[Start Material for this exercise]
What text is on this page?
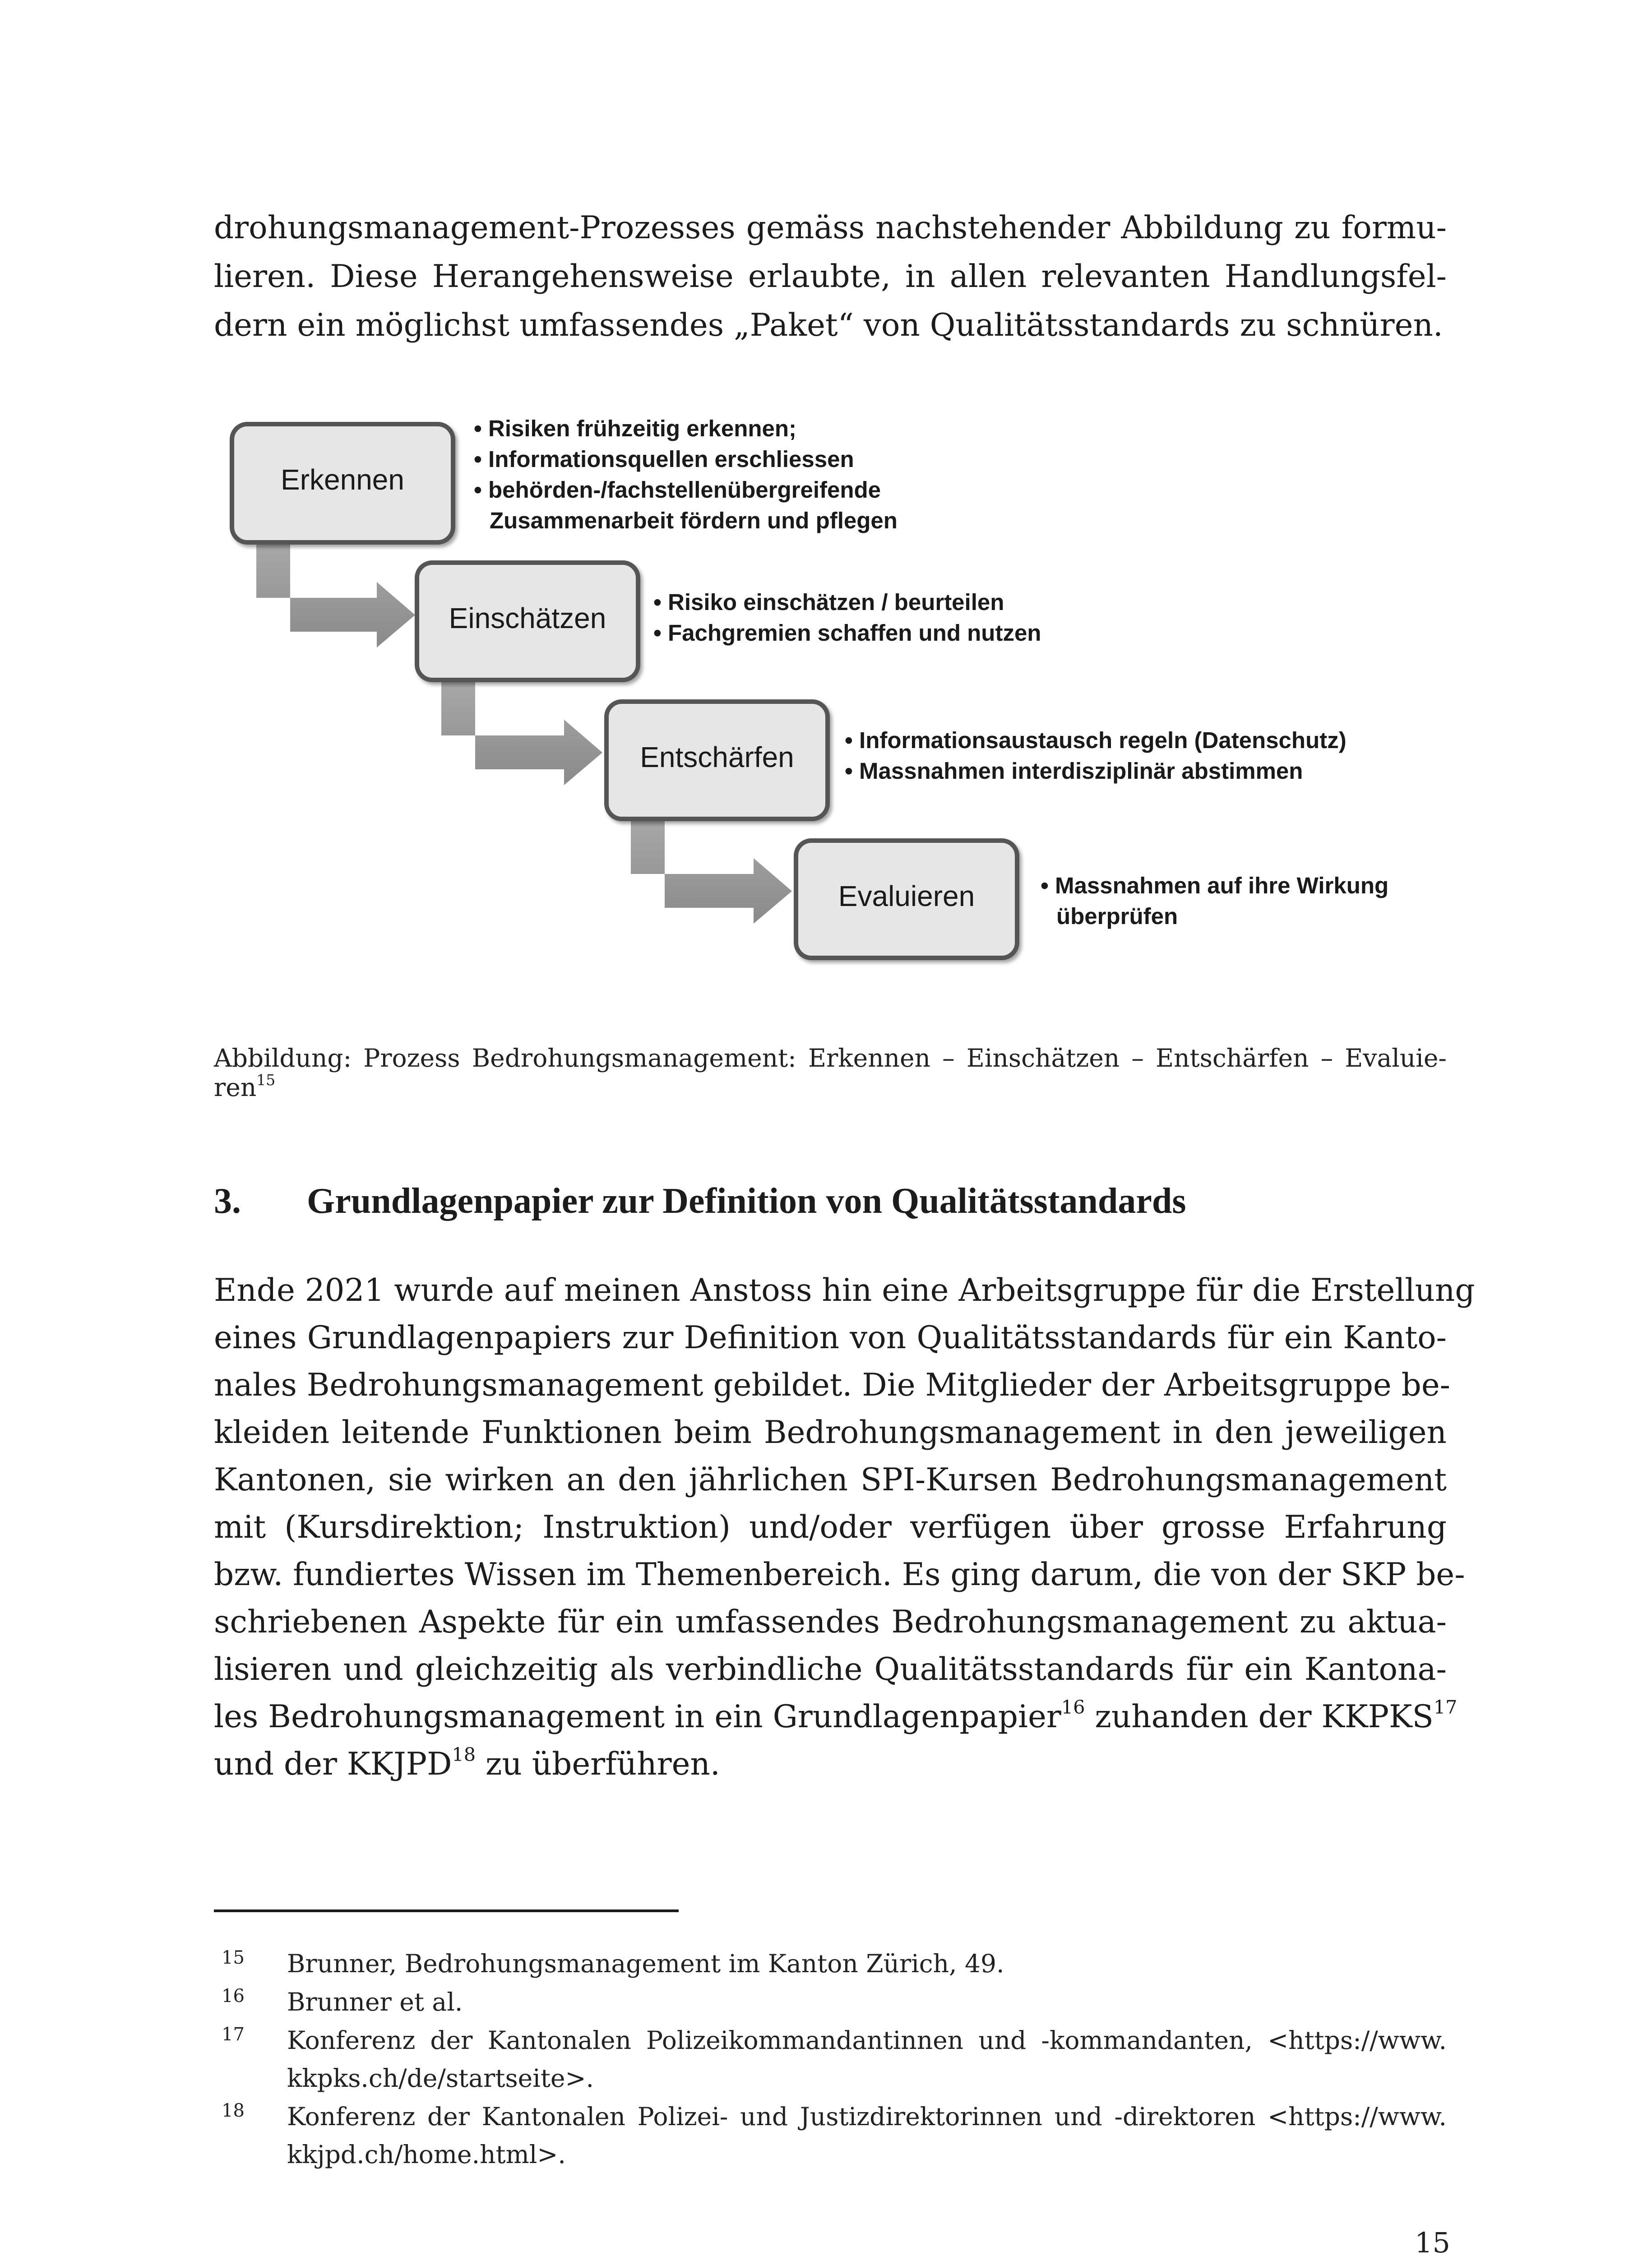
drohungsmanagement-Prozesses gemäss nachstehender Abbildung zu formu-
lieren. Diese Herangehensweise erlaubte, in allen relevanten Handlungsfel-
dern ein möglichst umfassendes „Paket“ von Qualitätsstandards zu schnüren.
Erkennen
• Risiken frühzeitig erkennen;
• Informationsquellen erschliessen
• behörden-/fachstellenübergreifende
Zusammenarbeit fördern und pflegen
Einschätzen • Risiko einschätzen / beurteilen
• Fachgremien schaffen und nutzen
Entschärfen
• Informationsaustausch regeln (Datenschutz)
• Massnahmen interdisziplinär abstimmen
Evaluieren	• Massnahmen auf ihre Wirkung
überprüfen
Abbildung: Prozess Bedrohungsmanagement: Erkennen – Einschätzen – Entschärfen – Evaluie-
ren$^{15}$
3. Grundlagenpapier zur Definition von Qualitätsstandards
Ende 2021 wurde auf meinen Anstoss hin eine Arbeitsgruppe für die Erstellung
eines Grundlagenpapiers zur Definition von Qualitätsstandards für ein Kanto-
nales Bedrohungsmanagement gebildet. Die Mitglieder der Arbeitsgruppe be-
kleiden leitende Funktionen beim Bedrohungsmanagement in den jeweiligen
Kantonen, sie wirken an den jährlichen SPI-Kursen Bedrohungsmanagement
mit (Kursdirektion; Instruktion) und/oder verfügen über grosse Erfahrung
bzw. fundiertes Wissen im Themenbereich. Es ging darum, die von der SKP be-
schriebenen Aspekte für ein umfassendes Bedrohungsmanagement zu aktua-
lisieren und gleichzeitig als verbindliche Qualitätsstandards für ein Kantona-
les Bedrohungsmanagement in ein Grundlagenpapier$^{16}$ zuhanden der KKPKS$^{17}$
und der KKJPD$^{18}$ zu überführen.
15 Brunner, Bedrohungsmanagement im Kanton Zürich, 49.
16 Brunner et al.
17 Konferenz der Kantonalen Polizeikommandantinnen und -kommandanten, <https://www.
kkpks.ch/de/startseite>.
18 Konferenz der Kantonalen Polizei- und Justizdirektorinnen und -direktoren <https://www.
kkjpd.ch/home.html>.
15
[End Material for this exercise]
Problem to solve
Copy every line of the listing that contains the word "Qualitätsstandards".

Answer below
dern ein möglichst umfassendes „Paket“ von Qualitätsstandards zu schnüren.
3. Grundlagenpapier zur Definition von Qualitätsstandards
eines Grundlagenpapiers zur Definition von Qualitätsstandards für ein Kanto-
lisieren und gleichzeitig als verbindliche Qualitätsstandards für ein Kantona-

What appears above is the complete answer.